Task to complete - Look below and pull out each line with the word "title".

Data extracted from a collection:

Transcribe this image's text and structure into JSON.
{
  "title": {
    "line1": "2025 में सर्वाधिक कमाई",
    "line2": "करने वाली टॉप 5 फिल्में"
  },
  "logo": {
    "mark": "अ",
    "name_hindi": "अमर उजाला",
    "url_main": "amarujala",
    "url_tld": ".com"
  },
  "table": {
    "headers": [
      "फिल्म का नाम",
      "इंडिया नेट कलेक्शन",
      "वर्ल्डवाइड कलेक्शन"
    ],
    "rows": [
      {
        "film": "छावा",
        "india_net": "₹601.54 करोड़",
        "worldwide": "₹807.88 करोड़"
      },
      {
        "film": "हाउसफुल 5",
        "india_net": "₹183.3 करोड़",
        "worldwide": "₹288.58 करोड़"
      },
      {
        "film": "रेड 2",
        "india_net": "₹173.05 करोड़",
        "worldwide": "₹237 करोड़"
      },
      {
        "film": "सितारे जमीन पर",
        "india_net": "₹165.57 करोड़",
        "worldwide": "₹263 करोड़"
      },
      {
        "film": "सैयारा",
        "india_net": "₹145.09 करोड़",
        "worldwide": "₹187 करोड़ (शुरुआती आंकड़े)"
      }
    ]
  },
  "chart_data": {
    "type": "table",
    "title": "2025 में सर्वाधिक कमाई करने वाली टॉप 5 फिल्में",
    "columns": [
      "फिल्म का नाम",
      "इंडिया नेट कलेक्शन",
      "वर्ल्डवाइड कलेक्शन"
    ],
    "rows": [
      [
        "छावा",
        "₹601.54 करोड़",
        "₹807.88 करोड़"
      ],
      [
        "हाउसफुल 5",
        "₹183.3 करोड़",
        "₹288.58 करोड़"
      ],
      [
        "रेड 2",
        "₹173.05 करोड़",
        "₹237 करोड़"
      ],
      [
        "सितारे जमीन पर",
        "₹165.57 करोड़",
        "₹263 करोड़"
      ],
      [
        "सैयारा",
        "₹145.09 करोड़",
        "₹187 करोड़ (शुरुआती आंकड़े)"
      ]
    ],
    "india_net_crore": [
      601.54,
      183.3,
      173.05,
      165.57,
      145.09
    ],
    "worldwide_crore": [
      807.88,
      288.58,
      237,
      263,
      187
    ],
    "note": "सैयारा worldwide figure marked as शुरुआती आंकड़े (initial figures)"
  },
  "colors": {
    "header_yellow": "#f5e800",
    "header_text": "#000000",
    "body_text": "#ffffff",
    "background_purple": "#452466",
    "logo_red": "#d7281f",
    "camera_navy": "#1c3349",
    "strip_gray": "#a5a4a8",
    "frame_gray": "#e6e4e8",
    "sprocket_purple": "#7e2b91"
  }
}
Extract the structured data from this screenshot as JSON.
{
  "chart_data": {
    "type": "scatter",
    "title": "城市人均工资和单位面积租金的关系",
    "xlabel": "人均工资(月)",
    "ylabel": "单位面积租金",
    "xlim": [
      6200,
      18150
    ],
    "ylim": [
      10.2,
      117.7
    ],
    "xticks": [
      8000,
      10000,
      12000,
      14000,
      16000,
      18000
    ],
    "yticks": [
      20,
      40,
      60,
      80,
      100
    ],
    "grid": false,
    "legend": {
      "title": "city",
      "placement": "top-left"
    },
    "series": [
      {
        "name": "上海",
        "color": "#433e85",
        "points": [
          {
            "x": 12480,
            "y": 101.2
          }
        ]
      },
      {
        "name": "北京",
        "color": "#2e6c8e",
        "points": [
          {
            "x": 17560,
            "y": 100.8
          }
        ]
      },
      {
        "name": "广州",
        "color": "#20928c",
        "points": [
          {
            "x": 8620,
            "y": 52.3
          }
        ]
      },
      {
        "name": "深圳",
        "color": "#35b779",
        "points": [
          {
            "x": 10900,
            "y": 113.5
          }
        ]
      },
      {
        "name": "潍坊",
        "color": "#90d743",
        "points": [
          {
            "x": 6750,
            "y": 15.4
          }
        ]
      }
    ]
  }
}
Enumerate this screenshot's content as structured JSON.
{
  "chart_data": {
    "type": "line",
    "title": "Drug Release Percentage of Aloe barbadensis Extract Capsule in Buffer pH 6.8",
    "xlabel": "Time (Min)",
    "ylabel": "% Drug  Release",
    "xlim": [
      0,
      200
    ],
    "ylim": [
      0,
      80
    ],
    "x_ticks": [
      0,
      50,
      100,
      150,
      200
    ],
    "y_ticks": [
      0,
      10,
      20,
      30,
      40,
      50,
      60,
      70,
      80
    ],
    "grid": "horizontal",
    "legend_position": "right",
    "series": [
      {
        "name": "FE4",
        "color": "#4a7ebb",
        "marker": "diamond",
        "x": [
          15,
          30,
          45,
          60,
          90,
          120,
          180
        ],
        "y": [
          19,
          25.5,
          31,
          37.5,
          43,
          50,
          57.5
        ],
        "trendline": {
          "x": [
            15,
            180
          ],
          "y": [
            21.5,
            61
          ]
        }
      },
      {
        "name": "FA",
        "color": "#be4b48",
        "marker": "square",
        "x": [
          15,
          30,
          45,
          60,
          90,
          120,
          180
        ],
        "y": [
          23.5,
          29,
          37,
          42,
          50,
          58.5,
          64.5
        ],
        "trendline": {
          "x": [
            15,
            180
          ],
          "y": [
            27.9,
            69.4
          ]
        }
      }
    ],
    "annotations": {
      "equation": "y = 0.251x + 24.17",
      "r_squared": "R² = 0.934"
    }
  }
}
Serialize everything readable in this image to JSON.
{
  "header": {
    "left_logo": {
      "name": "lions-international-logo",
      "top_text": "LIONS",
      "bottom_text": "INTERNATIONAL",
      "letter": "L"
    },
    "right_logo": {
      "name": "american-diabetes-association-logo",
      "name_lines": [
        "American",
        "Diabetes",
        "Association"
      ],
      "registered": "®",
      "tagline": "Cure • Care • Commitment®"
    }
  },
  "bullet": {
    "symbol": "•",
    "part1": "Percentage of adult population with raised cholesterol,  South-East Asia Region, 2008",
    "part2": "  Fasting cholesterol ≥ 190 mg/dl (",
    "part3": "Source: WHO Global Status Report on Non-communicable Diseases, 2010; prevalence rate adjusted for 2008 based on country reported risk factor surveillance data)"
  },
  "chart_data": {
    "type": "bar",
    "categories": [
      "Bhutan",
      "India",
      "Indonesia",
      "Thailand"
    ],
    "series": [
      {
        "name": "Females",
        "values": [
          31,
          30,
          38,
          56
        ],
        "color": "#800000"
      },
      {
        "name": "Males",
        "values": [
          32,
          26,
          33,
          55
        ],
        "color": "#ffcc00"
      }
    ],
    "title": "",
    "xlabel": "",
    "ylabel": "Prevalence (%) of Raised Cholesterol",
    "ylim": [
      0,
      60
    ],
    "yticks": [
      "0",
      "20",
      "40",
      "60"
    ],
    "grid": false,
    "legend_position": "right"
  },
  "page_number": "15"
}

Task output -
  "title": {
    "title": "2025 में सर्वाधिक कमाई करने वाली टॉप 5 फिल्में",
    "title": "城市人均工资和单位面积租金的关系",
      "title": "city",
    "title": "Drug Release Percentage of Aloe barbadensis Extract Capsule in Buffer pH 6.8",
    "title": "",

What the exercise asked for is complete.